[Stored dataset items]
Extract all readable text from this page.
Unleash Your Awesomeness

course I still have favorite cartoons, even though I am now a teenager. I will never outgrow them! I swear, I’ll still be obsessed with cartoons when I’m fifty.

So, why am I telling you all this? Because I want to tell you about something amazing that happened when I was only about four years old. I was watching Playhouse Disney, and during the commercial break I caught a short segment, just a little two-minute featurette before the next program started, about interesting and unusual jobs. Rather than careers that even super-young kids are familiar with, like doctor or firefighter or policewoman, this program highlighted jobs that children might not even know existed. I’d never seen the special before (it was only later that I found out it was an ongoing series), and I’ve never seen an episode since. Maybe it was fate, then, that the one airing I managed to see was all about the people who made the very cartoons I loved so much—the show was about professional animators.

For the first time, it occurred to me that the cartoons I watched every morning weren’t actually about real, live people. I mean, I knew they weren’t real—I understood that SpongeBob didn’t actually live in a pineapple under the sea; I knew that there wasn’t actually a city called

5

## What to work on
Return each entry from above without altering a single character.

## Answer to the exercise
Extract all readable text from this page.
Unleash Your Awesomeness

course I still have favorite cartoons, even though I am now a teenager. I will never outgrow them! I swear, I’ll still be obsessed with cartoons when I’m fifty.

So, why am I telling you all this? Because I want to tell you about something amazing that happened when I was only about four years old. I was watching Playhouse Disney, and during the commercial break I caught a short segment, just a little two-minute featurette before the next program started, about interesting and unusual jobs. Rather than careers that even super-young kids are familiar with, like doctor or firefighter or policewoman, this program highlighted jobs that children might not even know existed. I’d never seen the special before (it was only later that I found out it was an ongoing series), and I’ve never seen an episode since. Maybe it was fate, then, that the one airing I managed to see was all about the people who made the very cartoons I loved so much—the show was about professional animators.

For the first time, it occurred to me that the cartoons I watched every morning weren’t actually about real, live people. I mean, I knew they weren’t real—I understood that SpongeBob didn’t actually live in a pineapple under the sea; I knew that there wasn’t actually a city called

5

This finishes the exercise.